**What needs to be done**
Count the lines containing "labels" in the entries underneath, and state that count without anything else.

**Records supplied**

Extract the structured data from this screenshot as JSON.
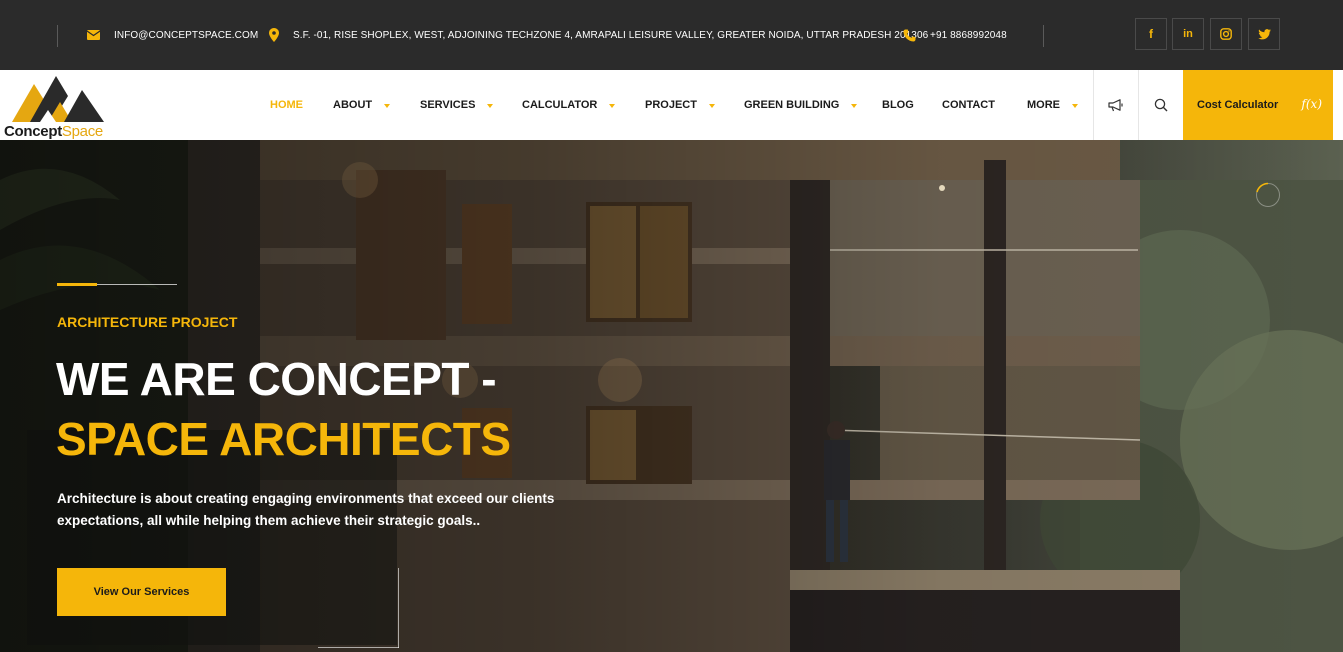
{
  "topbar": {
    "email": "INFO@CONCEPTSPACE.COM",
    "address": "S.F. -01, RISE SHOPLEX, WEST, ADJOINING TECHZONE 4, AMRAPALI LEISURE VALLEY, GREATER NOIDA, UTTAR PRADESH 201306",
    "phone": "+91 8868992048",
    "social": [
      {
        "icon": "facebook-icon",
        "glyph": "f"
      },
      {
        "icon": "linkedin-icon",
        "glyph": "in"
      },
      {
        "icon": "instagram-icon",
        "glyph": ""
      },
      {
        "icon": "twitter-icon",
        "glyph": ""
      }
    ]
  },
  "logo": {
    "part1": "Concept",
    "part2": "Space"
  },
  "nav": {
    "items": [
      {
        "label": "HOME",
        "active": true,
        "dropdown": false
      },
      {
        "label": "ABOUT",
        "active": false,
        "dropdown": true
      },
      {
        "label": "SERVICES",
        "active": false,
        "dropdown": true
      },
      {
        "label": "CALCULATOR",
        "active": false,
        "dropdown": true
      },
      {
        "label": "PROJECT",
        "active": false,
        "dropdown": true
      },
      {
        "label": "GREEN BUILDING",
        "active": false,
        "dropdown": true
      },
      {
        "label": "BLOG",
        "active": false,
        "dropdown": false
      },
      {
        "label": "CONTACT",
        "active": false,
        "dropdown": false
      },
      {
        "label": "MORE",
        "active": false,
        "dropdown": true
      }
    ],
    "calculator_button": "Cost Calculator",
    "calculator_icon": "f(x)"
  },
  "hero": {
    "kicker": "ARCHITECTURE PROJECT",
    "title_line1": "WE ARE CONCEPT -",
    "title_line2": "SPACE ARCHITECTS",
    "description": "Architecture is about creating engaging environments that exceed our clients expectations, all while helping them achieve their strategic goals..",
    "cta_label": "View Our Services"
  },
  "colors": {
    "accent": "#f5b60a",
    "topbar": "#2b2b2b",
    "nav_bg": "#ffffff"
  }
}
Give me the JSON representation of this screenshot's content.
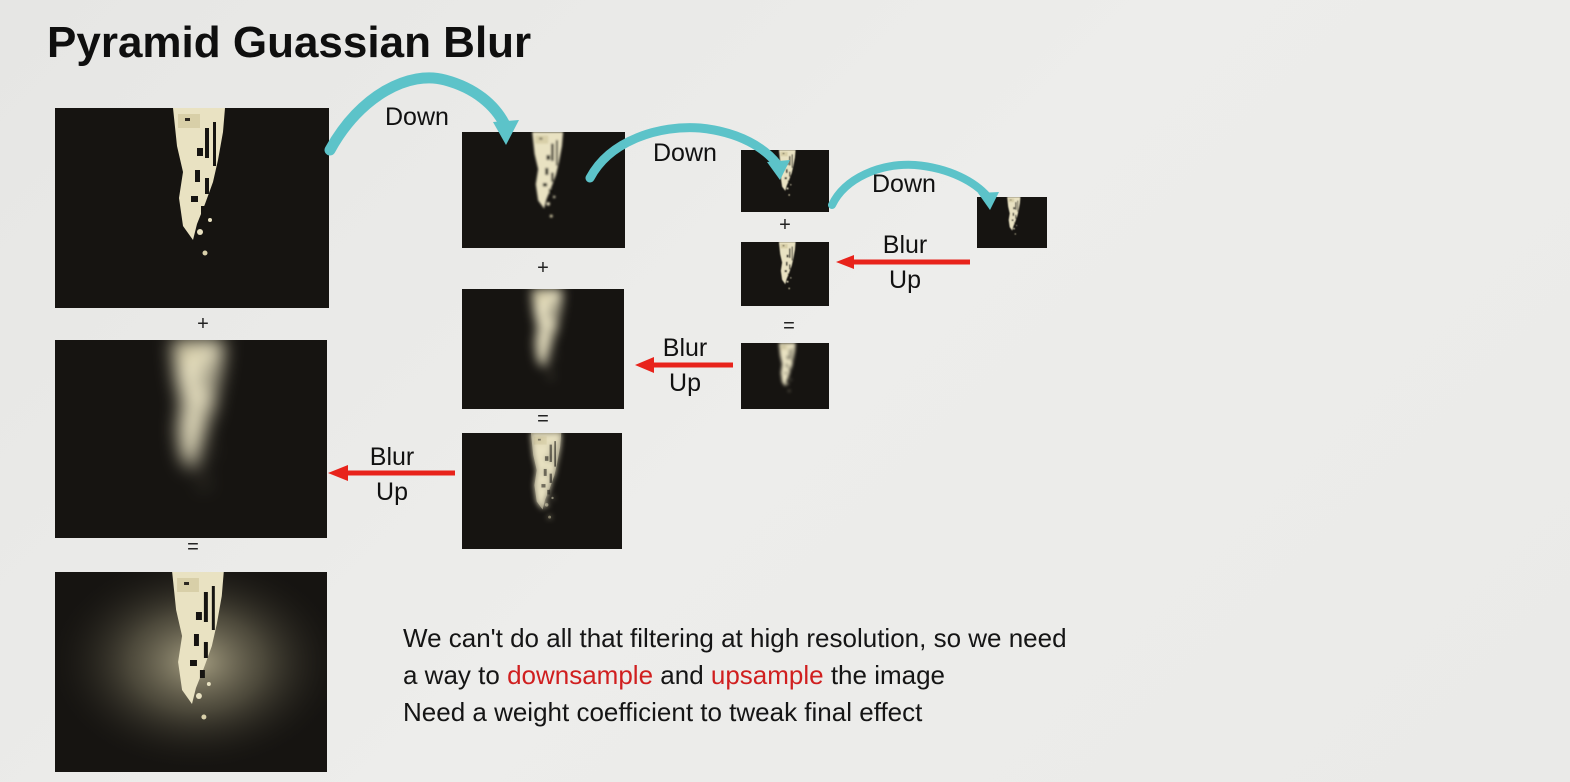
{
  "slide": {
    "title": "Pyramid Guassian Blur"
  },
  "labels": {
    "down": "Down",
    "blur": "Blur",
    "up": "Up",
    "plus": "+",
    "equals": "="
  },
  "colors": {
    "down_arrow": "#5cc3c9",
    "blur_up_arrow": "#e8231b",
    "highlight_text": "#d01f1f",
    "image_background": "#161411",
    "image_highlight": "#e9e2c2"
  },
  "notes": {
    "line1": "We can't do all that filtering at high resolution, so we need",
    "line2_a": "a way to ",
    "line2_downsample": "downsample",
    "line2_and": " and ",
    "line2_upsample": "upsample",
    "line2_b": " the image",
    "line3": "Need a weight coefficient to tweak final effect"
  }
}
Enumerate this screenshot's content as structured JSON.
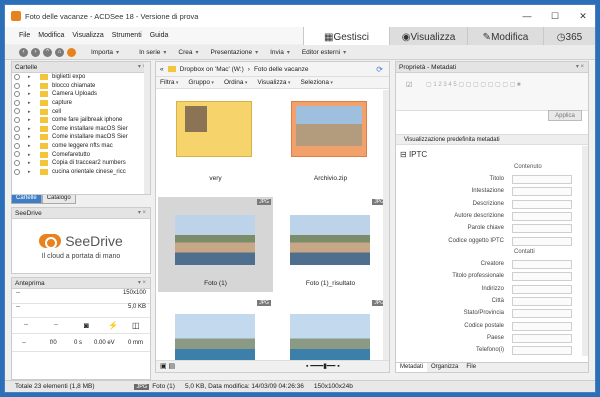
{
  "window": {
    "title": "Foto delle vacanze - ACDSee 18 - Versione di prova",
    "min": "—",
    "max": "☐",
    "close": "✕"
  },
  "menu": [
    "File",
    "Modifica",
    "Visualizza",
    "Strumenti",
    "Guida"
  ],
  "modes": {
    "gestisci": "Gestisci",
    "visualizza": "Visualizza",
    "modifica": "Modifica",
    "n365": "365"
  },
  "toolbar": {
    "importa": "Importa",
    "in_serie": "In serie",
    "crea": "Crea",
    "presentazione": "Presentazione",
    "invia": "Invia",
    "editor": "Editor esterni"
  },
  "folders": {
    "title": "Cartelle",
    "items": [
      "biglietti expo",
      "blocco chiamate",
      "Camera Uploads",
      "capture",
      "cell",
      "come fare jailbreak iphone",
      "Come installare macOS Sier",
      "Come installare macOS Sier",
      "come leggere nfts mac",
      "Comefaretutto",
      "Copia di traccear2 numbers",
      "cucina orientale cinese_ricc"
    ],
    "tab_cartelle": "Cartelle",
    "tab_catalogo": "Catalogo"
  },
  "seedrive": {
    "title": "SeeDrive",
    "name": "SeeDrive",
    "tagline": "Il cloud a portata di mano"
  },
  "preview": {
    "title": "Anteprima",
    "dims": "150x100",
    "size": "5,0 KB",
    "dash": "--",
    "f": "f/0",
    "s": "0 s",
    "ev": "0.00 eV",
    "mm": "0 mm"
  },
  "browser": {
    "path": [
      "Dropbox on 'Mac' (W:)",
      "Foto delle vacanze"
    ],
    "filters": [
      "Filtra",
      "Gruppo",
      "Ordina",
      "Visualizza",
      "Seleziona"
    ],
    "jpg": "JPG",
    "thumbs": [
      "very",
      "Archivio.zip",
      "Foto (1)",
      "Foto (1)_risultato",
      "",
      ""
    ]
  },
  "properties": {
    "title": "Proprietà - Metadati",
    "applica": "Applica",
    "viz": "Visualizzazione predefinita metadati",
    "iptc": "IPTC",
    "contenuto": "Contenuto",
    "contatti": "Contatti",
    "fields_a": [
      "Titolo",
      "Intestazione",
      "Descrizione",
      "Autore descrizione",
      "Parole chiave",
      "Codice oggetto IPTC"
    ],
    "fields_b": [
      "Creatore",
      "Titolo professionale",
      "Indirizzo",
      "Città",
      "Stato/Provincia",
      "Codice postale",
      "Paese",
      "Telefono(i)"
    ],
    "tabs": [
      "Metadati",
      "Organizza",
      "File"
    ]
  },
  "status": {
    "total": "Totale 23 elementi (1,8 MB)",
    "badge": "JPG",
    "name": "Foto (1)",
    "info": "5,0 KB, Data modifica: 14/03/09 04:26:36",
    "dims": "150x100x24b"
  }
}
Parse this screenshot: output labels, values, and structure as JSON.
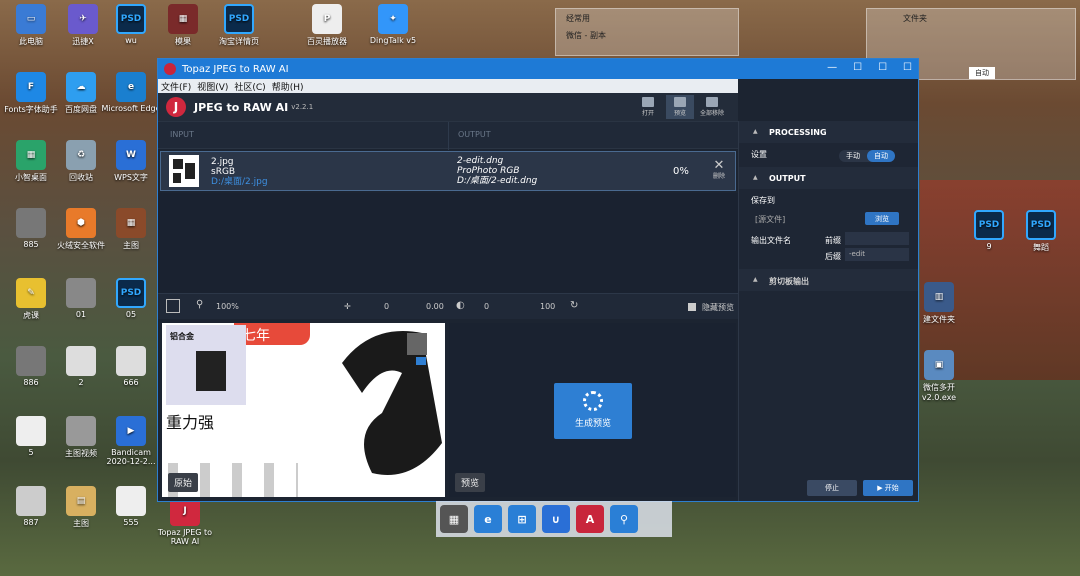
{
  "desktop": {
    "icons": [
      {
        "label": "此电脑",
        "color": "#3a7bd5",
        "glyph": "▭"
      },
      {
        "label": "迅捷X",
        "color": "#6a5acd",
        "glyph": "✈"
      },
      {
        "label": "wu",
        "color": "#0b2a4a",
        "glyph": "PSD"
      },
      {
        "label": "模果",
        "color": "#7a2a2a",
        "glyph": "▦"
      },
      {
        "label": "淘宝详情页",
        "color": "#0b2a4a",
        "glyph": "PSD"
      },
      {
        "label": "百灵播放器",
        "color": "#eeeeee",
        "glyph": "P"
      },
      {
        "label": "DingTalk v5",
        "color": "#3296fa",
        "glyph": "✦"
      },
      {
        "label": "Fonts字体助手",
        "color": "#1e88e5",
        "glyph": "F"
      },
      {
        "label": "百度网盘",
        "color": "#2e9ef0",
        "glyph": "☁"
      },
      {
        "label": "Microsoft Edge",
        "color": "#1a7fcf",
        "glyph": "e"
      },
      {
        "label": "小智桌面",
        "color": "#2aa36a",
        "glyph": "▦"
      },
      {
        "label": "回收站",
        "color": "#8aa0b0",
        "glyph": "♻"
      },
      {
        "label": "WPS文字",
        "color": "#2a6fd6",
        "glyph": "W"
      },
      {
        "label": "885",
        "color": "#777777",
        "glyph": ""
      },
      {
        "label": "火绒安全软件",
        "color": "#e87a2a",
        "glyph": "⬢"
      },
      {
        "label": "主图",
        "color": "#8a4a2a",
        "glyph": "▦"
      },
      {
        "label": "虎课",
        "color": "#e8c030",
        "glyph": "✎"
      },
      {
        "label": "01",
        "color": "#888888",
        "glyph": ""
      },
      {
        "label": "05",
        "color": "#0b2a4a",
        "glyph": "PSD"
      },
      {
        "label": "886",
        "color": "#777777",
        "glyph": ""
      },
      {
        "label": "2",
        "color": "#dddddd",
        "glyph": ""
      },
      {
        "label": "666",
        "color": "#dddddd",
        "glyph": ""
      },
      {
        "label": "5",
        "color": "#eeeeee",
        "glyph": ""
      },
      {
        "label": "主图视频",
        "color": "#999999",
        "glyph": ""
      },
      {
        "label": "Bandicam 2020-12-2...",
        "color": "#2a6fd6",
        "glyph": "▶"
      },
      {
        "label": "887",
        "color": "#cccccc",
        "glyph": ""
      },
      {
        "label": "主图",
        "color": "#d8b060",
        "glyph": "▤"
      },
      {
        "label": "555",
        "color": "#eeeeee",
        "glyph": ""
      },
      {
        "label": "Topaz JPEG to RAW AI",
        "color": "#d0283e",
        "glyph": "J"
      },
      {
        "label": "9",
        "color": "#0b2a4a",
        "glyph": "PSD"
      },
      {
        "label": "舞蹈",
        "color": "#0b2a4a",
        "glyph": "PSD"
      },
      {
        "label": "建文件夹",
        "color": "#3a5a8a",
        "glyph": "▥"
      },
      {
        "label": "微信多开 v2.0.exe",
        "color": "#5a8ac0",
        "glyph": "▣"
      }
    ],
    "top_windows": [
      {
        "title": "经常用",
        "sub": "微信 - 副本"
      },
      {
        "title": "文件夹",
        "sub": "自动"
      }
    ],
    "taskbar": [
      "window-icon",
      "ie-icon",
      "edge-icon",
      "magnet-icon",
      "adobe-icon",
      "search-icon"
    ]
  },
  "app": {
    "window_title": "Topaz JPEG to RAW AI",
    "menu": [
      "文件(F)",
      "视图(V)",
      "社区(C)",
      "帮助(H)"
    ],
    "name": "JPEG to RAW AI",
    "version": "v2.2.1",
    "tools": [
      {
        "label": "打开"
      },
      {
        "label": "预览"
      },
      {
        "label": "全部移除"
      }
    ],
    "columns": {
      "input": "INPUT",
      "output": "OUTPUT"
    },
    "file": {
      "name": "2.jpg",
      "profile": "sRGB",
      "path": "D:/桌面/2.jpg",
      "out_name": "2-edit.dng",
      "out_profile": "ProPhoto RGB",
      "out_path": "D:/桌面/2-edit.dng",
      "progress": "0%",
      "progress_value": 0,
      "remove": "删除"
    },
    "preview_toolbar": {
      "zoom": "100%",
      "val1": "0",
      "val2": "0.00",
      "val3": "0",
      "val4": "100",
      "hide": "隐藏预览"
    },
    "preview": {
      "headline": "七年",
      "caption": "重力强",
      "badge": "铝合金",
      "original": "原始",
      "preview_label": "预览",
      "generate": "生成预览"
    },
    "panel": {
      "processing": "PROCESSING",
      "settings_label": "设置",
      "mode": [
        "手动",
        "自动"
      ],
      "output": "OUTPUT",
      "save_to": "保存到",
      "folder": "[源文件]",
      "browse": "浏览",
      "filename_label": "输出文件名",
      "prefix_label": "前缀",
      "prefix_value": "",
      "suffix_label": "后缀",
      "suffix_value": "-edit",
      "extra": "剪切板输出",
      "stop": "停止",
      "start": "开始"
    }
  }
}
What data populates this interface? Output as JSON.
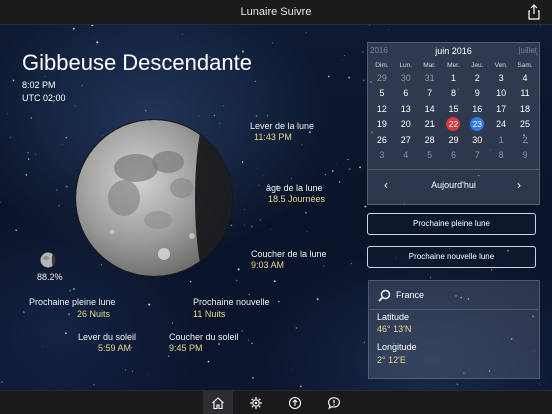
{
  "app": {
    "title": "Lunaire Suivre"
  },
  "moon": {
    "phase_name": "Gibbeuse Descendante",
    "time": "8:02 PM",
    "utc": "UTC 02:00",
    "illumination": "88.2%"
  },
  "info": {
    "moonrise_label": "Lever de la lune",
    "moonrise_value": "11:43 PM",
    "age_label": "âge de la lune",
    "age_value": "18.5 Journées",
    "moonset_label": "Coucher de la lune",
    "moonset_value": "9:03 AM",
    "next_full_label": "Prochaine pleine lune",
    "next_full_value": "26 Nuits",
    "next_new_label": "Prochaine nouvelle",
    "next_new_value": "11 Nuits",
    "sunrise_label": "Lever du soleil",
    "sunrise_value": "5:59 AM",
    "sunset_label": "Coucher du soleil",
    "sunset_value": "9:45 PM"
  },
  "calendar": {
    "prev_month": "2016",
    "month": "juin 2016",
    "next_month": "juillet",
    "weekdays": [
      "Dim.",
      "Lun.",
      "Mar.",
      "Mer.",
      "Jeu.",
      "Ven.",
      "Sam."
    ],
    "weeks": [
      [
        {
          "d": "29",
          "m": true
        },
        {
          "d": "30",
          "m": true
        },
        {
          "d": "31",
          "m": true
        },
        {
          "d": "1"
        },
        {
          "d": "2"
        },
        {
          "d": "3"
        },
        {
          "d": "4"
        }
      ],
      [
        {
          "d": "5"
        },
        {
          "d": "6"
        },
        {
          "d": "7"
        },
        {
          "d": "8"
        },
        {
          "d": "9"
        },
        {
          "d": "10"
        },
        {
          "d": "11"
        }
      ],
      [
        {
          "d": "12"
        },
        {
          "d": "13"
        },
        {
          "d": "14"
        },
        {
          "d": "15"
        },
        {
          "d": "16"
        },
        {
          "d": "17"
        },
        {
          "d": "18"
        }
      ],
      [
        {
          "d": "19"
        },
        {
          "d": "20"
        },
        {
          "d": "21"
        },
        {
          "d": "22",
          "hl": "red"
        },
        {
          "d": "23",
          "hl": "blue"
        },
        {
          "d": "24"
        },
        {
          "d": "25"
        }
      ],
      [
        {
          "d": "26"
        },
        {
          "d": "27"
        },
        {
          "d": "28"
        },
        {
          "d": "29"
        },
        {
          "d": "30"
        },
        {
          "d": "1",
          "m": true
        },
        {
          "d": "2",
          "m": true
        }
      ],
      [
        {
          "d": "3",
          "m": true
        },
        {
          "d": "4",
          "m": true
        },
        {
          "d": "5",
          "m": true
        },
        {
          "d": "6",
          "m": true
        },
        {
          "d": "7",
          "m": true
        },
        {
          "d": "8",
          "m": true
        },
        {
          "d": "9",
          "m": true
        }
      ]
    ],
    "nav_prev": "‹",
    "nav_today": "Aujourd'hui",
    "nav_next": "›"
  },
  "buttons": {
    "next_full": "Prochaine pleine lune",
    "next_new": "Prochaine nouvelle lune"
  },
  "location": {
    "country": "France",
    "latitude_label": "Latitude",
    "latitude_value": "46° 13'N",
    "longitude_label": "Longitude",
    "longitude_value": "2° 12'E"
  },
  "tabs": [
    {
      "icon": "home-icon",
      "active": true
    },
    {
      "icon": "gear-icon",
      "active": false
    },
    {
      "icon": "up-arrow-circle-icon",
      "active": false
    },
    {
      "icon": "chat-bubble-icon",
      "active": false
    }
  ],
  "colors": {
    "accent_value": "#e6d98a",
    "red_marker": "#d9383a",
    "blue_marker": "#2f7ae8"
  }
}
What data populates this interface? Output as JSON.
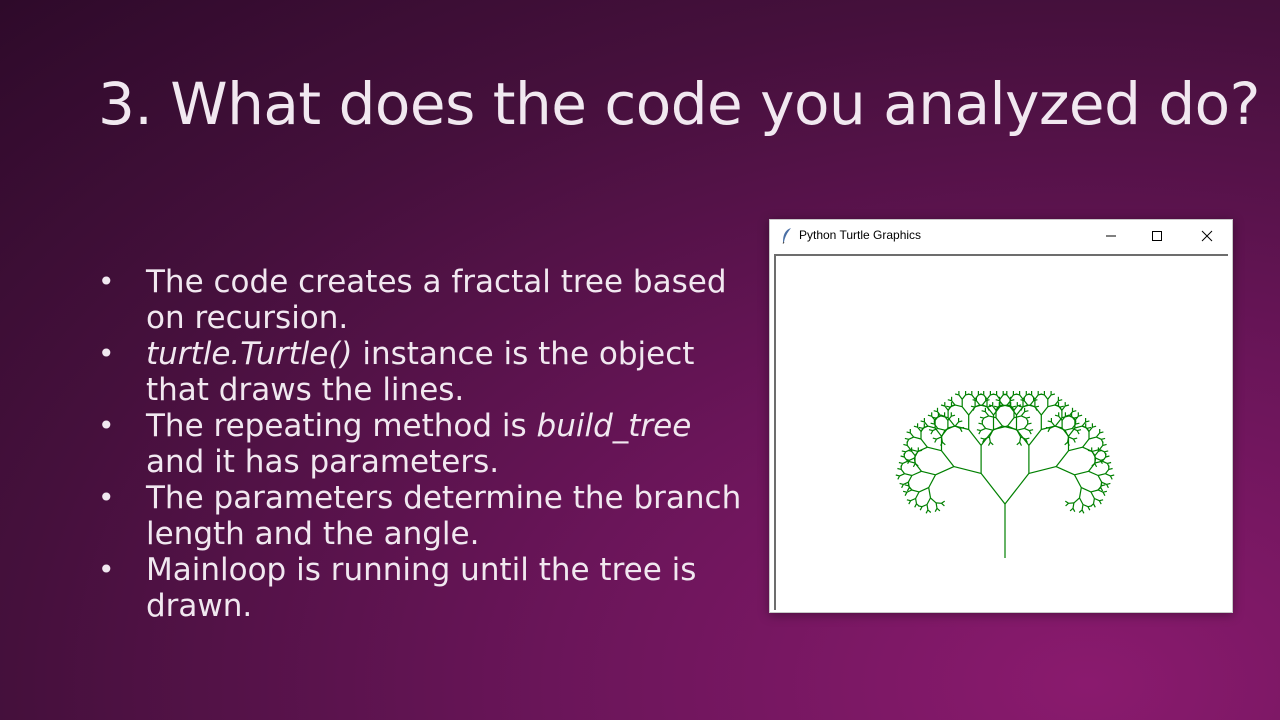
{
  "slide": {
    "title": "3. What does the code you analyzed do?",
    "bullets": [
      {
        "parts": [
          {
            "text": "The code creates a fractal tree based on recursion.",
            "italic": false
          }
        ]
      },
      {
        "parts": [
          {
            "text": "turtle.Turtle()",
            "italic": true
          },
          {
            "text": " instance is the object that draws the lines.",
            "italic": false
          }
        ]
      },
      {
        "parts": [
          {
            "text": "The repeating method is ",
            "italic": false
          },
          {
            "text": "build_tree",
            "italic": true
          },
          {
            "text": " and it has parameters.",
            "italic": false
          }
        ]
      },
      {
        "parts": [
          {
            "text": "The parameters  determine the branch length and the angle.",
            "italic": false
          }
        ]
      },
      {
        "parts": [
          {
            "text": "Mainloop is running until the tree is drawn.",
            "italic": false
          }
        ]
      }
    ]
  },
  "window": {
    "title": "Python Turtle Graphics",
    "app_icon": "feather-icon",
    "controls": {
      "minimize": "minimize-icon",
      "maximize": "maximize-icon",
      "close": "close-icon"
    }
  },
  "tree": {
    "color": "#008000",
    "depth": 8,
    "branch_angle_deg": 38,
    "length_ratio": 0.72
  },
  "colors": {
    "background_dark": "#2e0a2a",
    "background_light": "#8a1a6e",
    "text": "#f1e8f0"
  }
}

**Result**
2